- _TEXTO FUENTE_:
Este pluralismo interno lo exige también el perfil místico y holístico que se pronostica para la religión del futuro. Pues de lo que se trata en estas experiencias es de que todos y todas las cosas sean uno, dentro de sus respectivas diferencias.
Este pluralismo interno en todas las dimensiones de la religiosidad no va contra la fe, antes al contrario, es expresión y exigencia de la ver­dadera catolicidad de la Iglesia. Refiriéndose a este pluralismo, C. Geffré ha escrito: «La Iglesia debe reconocer la legitimidad de un plu­ralismo teológico, litúrgico y ético. Lejos de comprometer la unidad en la fe en el seno de la misma Iglesia de Jesucristo, este pluralismo es una exigencia de la catolicidad de la Iglesia»[74].
Visto el objeto de reflexión desde una perspectiva externa a la pro­pia realidad de la institución eclesial, es decir, viendo, en concreto, bajo esta mirada la fragmentación de la comunidad cristiana actual­mente existente en la sociedad, en un mundo caracterizado, sorpren­dentemente, por la globalización, surge inevitablemente el interrogan­te: ¿no será para la Iglesia misión de urgente necesidad el liderar hoy con todas sus fuerzas el ecumenismo, para buscar, por el camino del diálogo, la integración de todos los fragmentos en una unidad/totalidad por todos compartida? Para tal empeño habría que compartirse aquel pensamiento de san Agustín de que «la verdad no es mía, ni tuya, sino patrimonio de todos»[75]. Sólo partiendo de esta conciencia y de que toda «religión —como ha escrito J. A. Estrada— es conciencia de alteridad y dinámica de búsqueda»[76] podrá asumirse la invitación poética de A. Machado: «¿Tu verdad? No, la Verdad / y ven conmigo a buscar­la. / La tuya, guárdatela»[77]. El mejor ecumenismo, se ha escrito, es el pluralismo religioso, en el que cada religión corrige su limitación a la par que ofrece su propia riqueza.

- _FILAS_:
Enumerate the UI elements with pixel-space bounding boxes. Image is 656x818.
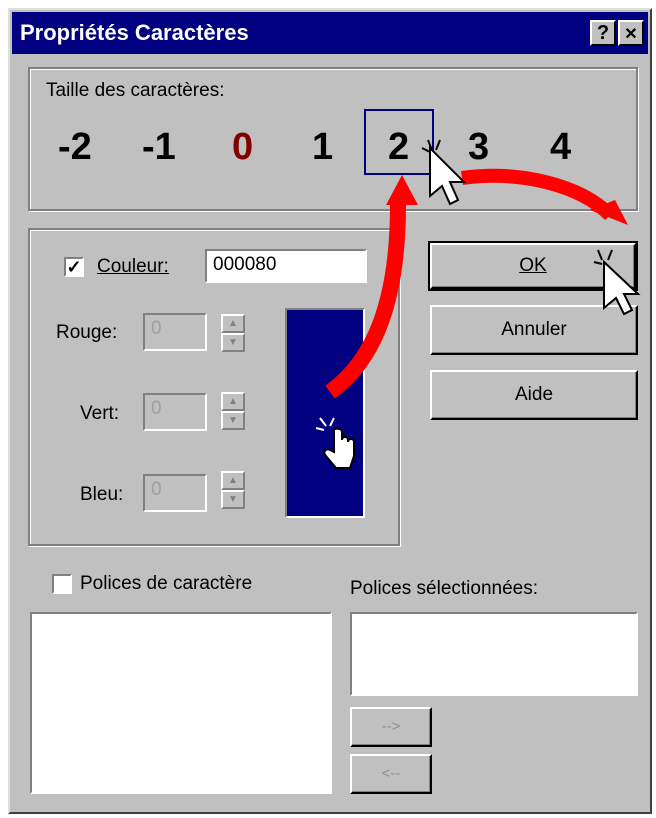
close-button[interactable]: ✕ [618, 20, 644, 46]
bleu-input[interactable]: 0 [143, 474, 207, 512]
couleur-label: Couleur: [97, 256, 169, 277]
size-option-0[interactable]: 0 [232, 126, 253, 169]
remove-font-button[interactable]: <-- [350, 754, 432, 794]
bleu-spin-down[interactable]: ▼ [221, 490, 245, 509]
bleu-label: Bleu: [80, 484, 124, 505]
selected-fonts-label: Polices sélectionnées: [350, 578, 538, 599]
size-option-2[interactable]: 2 [388, 126, 409, 169]
bleu-spin-up[interactable]: ▲ [221, 471, 245, 490]
close-icon: ✕ [624, 26, 638, 43]
annuler-label: Annuler [501, 319, 567, 340]
help-icon: ? [596, 22, 610, 44]
rouge-spin-up[interactable]: ▲ [221, 314, 245, 333]
rouge-spin-down[interactable]: ▼ [221, 333, 245, 352]
vert-spin-down[interactable]: ▼ [221, 411, 245, 430]
size-option-3[interactable]: 3 [468, 126, 489, 169]
add-font-button[interactable]: --> [350, 707, 432, 747]
vert-input[interactable]: 0 [143, 393, 207, 431]
vert-spin-up[interactable]: ▲ [221, 392, 245, 411]
rouge-input[interactable]: 0 [143, 313, 207, 351]
rouge-label: Rouge: [56, 322, 118, 343]
title-bar: Propriétés Caractères ? ✕ [12, 12, 648, 54]
size-option-4[interactable]: 4 [550, 126, 571, 169]
aide-label: Aide [514, 384, 554, 405]
help-button[interactable]: ? [590, 20, 616, 46]
ok-button[interactable]: OK [428, 241, 638, 291]
size-label: Taille des caractères: [46, 80, 225, 101]
couleur-input[interactable]: 000080 [205, 249, 367, 283]
color-swatch[interactable] [285, 308, 365, 518]
size-option-minus1[interactable]: -1 [142, 126, 176, 169]
ok-label: OK [519, 255, 547, 276]
polices-label: Polices de caractère [80, 573, 253, 594]
size-option-1[interactable]: 1 [312, 126, 333, 169]
couleur-checkbox[interactable]: ✓ [64, 257, 84, 277]
aide-button[interactable]: Aide [430, 370, 638, 420]
size-option-minus2[interactable]: -2 [58, 126, 92, 169]
polices-checkbox[interactable] [52, 574, 72, 594]
annuler-button[interactable]: Annuler [430, 305, 638, 355]
window-title: Propriétés Caractères [20, 20, 249, 45]
checkmark-icon: ✓ [66, 257, 82, 277]
selected-fonts-list[interactable] [350, 612, 638, 696]
vert-label: Vert: [80, 403, 120, 424]
available-fonts-list[interactable] [30, 612, 332, 794]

- _TAREA ESCRITA_:
Responde a partir del texto sobre el pluralismo religioso:
1. ¿Qué tipos de pluralismo debe reconocer la Iglesia según la cita de C. Geffré?
2. ¿Qué pensamiento de san Agustín habría que compartir?
3. ¿Qué se afirma que es el mejor ecumenismo?

- _SOLUCIÓN DEL PROBLEMA_:
1. Un pluralismo teológico, litúrgico y ético.
2. Que «la verdad no es mía, ni tuya, sino patrimonio de todos».
3. El pluralismo religioso, en el que cada religión corrige su limitación a la par que ofrece su propia riqueza.